*Text provided:*
++++++++++

Straight Lines and Circles: JEE Important Topic

A straight line can be defined as a straight figure that is not curved having zero width. It can be represented by a linear equation, e.g., $ax+by+c=0$, where $a$ and $b$ are coefficients and $c$ is the constant. There are various forms of equations of a straight line that have been introduced in earlier classes, such as Point-slope form, Two-Point form, Slope-Intercept form.

A circle is defined as a two-dimensional shape that consists of all points in a plane that are equidistant from a fixed point, known as the centre of the circle.

The general equation of a circle having centre at (h,k) and radius equal to ‘r’ is given as ${{\left( x-h \right)}^{2}}+{{\left( y-k \right)}^{2}}={{r}^{2}}$. In complex plane, the equation of a straight line is given as $\left| \left. z-p \right| \right.=\left| \left. z-q \right| \right.$, where ‘p’  and ‘q’ are two distinct complex numbers.

The above line is bisecting the line segment joining the points p and q. It is the geometric way for the straight-line equation.

Forms of Equations of a Straight Line

• Point-Slope Form- Let us consider a point $A\left( {{x}_{1}},\text{ }{{y}_{1}} \right)$ through which a line is passing and its slope be $m$. Then, the equation of the line is given as $y\text{ }-\text{ }{{y}_{1}}=\text{ }m\left( x\text{ }\text{-}{{x}_{1}} \right)$.

• Two-Point Form- Let us consider two fixed points as $A\left( {{x}_{1}},\text{ }{{y}_{1}} \right)$ & $B\text{ }\left( {{x}_{2}},\text{ }{{y}_{2}} \right)$. Then, the line joining these points can be represented by the equation $y-{{y}_{1}}=\frac{{{y}_{2}}-{{y}_{1}}}{{{x}_{2}}-{{x}_{1}}}\left( x-{{x}_{1}} \right).$ 

• Slope-Intercept Form- Let $c$ be the $y-$ intercept of a line, i.e., the line passes through a point (0, c). If the slope of the line is $m$, then, the equation of the line is given as $y\text{ }=\text{ }mx\text{ }+\text{ }c.$

• Intercept Form- Consider a line L with x-intercept a and y-intercept b; the line will intersect the X- axis at $(a,0)$ and the Y- axis at $(0,b)$. Then the equation of the line is given as:

$\dfrac{x}{a}+\dfrac{y}{b}=1$

• Normal Form: Consider a perpendicular from the origin to line L with length l that forms an angle with the positive X-axis. Then the equation of the line is given as:

$xcos\beta+ysin\beta=l$

Equation of Straight Line in Complex Plane

A complex number is an expression of the form $z=x+iy$ where $x$ is the real part of $z$ and $y$ is the imaginary part. 

The complex conjugate of $z=x+iy$ is defined as $\bar{z}=x-iy$

Now, we know that $z=x+iy$ and $\bar{z}=x-iy$.

++++++++++

*Records shown:*
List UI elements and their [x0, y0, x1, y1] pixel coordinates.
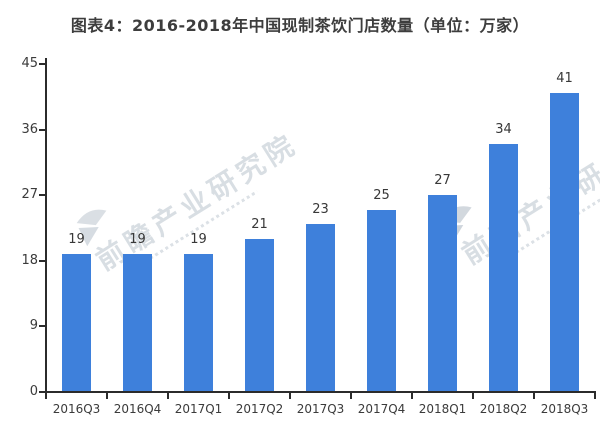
bar-value-label: 41	[556, 71, 573, 87]
y-tick-label: 0	[29, 384, 38, 399]
x-axis-tick	[411, 393, 413, 399]
x-category-label: 2018Q2	[479, 402, 528, 416]
x-axis-tick	[228, 393, 230, 399]
y-tick-label: 18	[21, 252, 38, 268]
x-axis-line	[45, 391, 596, 393]
bar	[245, 238, 274, 392]
x-category-label: 2017Q3	[296, 402, 345, 416]
x-category-label: 2016Q3	[52, 402, 101, 416]
y-axis-tick	[39, 128, 45, 131]
bar	[367, 209, 396, 392]
y-axis-tick	[39, 259, 45, 262]
bar-value-label: 23	[312, 202, 329, 218]
x-axis-tick	[533, 393, 535, 399]
y-axis-tick	[39, 194, 45, 197]
x-category-label: 2017Q4	[357, 402, 406, 416]
x-axis-tick	[289, 393, 291, 399]
y-axis-tick	[39, 391, 45, 393]
x-category-label: 2018Q3	[540, 402, 589, 416]
x-category-label: 2017Q1	[174, 402, 223, 416]
bar	[489, 144, 518, 392]
bar	[62, 253, 91, 392]
bar	[123, 253, 152, 392]
x-axis-tick	[350, 393, 352, 399]
bar-value-label: 21	[251, 216, 268, 232]
bar-value-label: 19	[129, 231, 146, 247]
bar-value-label: 19	[68, 231, 85, 247]
y-axis-tick	[39, 325, 45, 328]
y-tick-label: 36	[21, 121, 38, 137]
y-axis-line	[45, 58, 47, 393]
bar	[184, 253, 213, 392]
bar	[550, 93, 579, 392]
bar-value-label: 34	[495, 122, 512, 138]
x-category-label: 2016Q4	[113, 402, 162, 416]
y-tick-label: 27	[21, 187, 38, 203]
y-tick-label: 9	[29, 318, 38, 334]
y-axis-tick	[39, 63, 45, 65]
x-axis-tick	[472, 393, 474, 399]
bar-value-label: 25	[373, 187, 390, 203]
bar-value-label: 19	[190, 231, 207, 247]
x-axis-tick	[106, 393, 108, 399]
x-category-label: 2017Q2	[235, 402, 284, 416]
x-axis-tick	[45, 393, 47, 399]
x-axis-tick	[594, 393, 596, 399]
bar	[306, 224, 335, 392]
bar	[428, 195, 457, 392]
x-category-label: 2018Q1	[418, 402, 467, 416]
x-axis-tick	[167, 393, 169, 399]
y-tick-label: 45	[21, 56, 38, 71]
chart-title: 图表4：2016-2018年中国现制茶饮门店数量（单位：万家）	[70, 16, 530, 35]
bar-value-label: 27	[434, 173, 451, 189]
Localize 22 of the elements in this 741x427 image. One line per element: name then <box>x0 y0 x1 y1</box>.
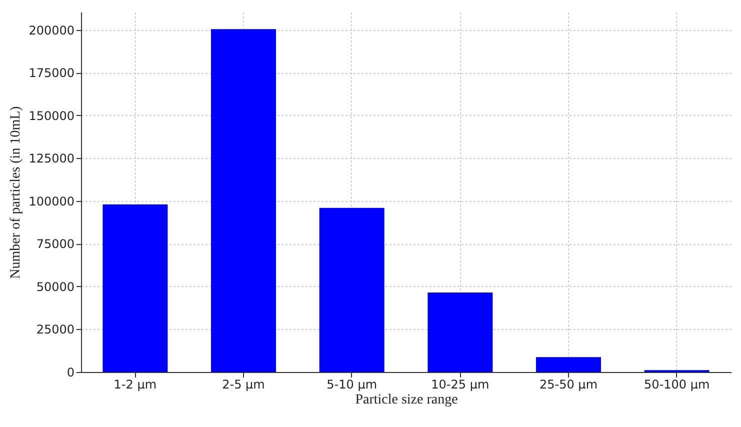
x-tick-label: 5-10 µm <box>326 378 378 392</box>
bar <box>319 208 384 372</box>
x-axis-title: Particle size range <box>355 392 458 408</box>
y-tick-label: 150000 <box>28 108 74 123</box>
bar <box>536 357 601 372</box>
y-tick-label: 50000 <box>36 280 74 294</box>
bar <box>428 292 493 372</box>
x-tick-label: 10-25 µm <box>431 378 490 392</box>
x-tick-label: 25-50 µm <box>539 378 598 392</box>
y-tick-label: 200000 <box>28 23 74 38</box>
x-tick-label: 1-2 µm <box>114 378 157 392</box>
y-tick-label: 100000 <box>28 194 74 208</box>
y-axis-title: Number of particles (in 10mL) <box>8 106 24 279</box>
bar <box>211 29 276 372</box>
y-tick-label: 75000 <box>36 237 74 252</box>
x-tick-label: 2-5 µm <box>222 378 265 392</box>
y-tick-label: 0 <box>66 366 74 380</box>
x-tick-label: 50-100 µm <box>644 378 710 392</box>
bar <box>102 204 168 372</box>
y-tick-label: 175000 <box>28 66 74 80</box>
y-tick-label: 125000 <box>28 152 74 166</box>
y-tick-label: 25000 <box>36 322 74 337</box>
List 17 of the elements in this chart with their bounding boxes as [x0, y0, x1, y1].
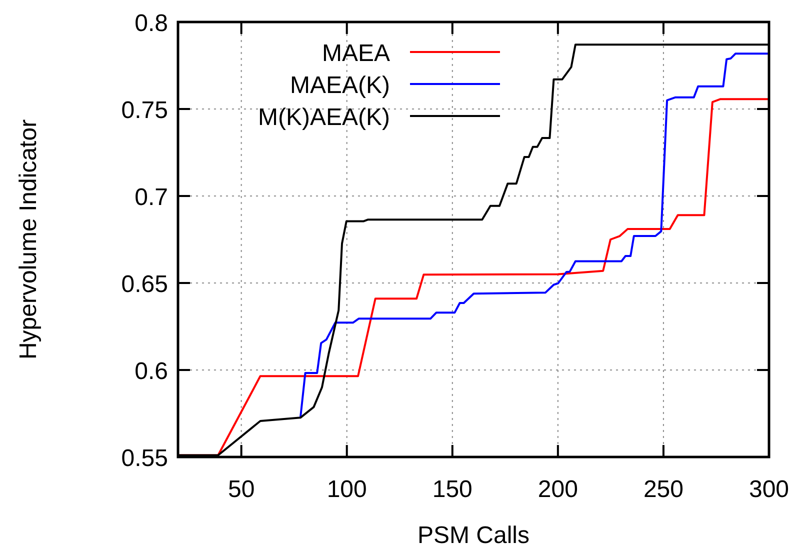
legend-label: M(K)AEA(K) — [258, 104, 390, 131]
x-tick-label: 150 — [432, 476, 472, 503]
x-tick-label: 200 — [538, 476, 578, 503]
y-tick-label: 0.75 — [121, 97, 168, 124]
legend-label: MAEA — [322, 40, 390, 67]
y-tick-label: 0.55 — [121, 445, 168, 472]
x-tick-label: 100 — [326, 476, 367, 503]
y-axis-title: Hypervolume Indicator — [15, 119, 42, 360]
y-tick-label: 0.6 — [134, 358, 168, 385]
x-axis-title: PSM Calls — [417, 522, 530, 549]
x-tick-label: 250 — [643, 476, 684, 503]
x-tick-label: 300 — [748, 476, 790, 503]
y-tick-label: 0.7 — [134, 184, 168, 211]
legend-label: MAEA(K) — [290, 72, 390, 99]
y-tick-label: 0.65 — [121, 271, 168, 298]
x-tick-label: 50 — [228, 476, 255, 503]
y-tick-label: 0.8 — [134, 10, 168, 37]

++++++++++

*Task objective:*
Copy the passage on straight lines and circles word for word, starting at "The general equation" and ending at "the straight-line equation.".

*Result of the task:*
The general equation of a circle having centre at (h,k) and radius equal to ‘r’ is given as ${{\left( x-h \right)}^{2}}+{{\left( y-k \right)}^{2}}={{r}^{2}}$. In complex plane, the equation of a straight line is given as $\left| \left. z-p \right| \right.=\left| \left. z-q \right| \right.$, where ‘p’  and ‘q’ are two distinct complex numbers.

The above line is bisecting the line segment joining the points p and q. It is the geometric way for the straight-line equation.